### EXERCISE DETAILS
Pick out the lines below that contain the string "circulation" and copy them all.

### RECORDS FOR THE EXERCISE

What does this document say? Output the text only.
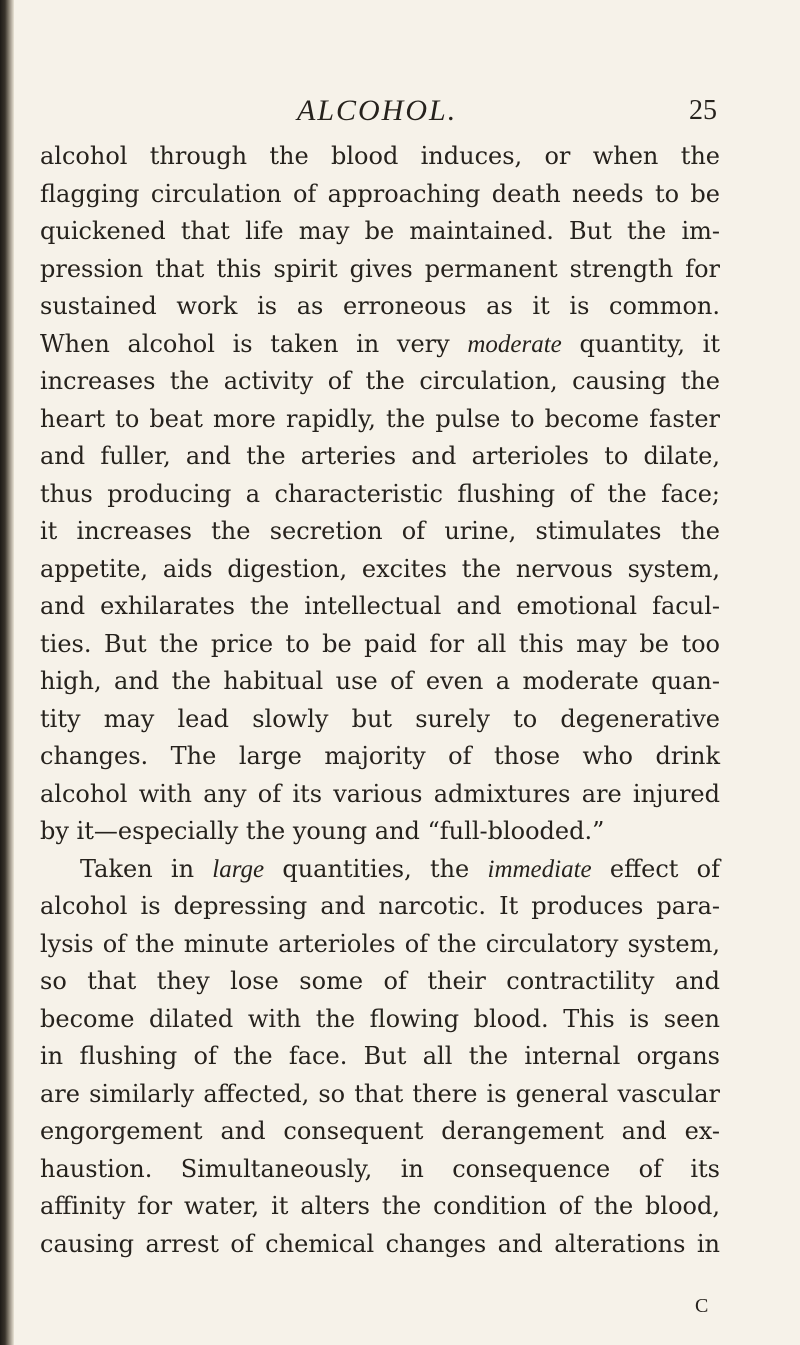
ALCOHOL.	25
alcohol through the blood induces, or when the
flagging circulation of approaching death needs to be
quickened that life may be maintained. But the im-
pression that this spirit gives permanent strength for
sustained work is as erroneous as it is common.
When alcohol is taken in very moderate quantity, it
increases the activity of the circulation, causing the
heart to beat more rapidly, the pulse to become faster
and fuller, and the arteries and arterioles to dilate,
thus producing a characteristic flushing of the face;
it increases the secretion of urine, stimulates the
appetite, aids digestion, excites the nervous system,
and exhilarates the intellectual and emotional facul-
ties. But the price to be paid for all this may be too
high, and the habitual use of even a moderate quan-
tity may lead slowly but surely to degenerative
changes. The large majority of those who drink
alcohol with any of its various admixtures are injured
by it—especially the young and “full-blooded.”
Taken in large quantities, the immediate effect of
alcohol is depressing and narcotic. It produces para-
lysis of the minute arterioles of the circulatory system,
so that they lose some of their contractility and
become dilated with the flowing blood. This is seen
in flushing of the face. But all the internal organs
are similarly affected, so that there is general vascular
engorgement and consequent derangement and ex-
haustion. Simultaneously, in consequence of its
affinity for water, it alters the condition of the blood,
causing arrest of chemical changes and alterations in
C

### ANSWER BELOW
flagging circulation of approaching death needs to be
increases the activity of the circulation, causing the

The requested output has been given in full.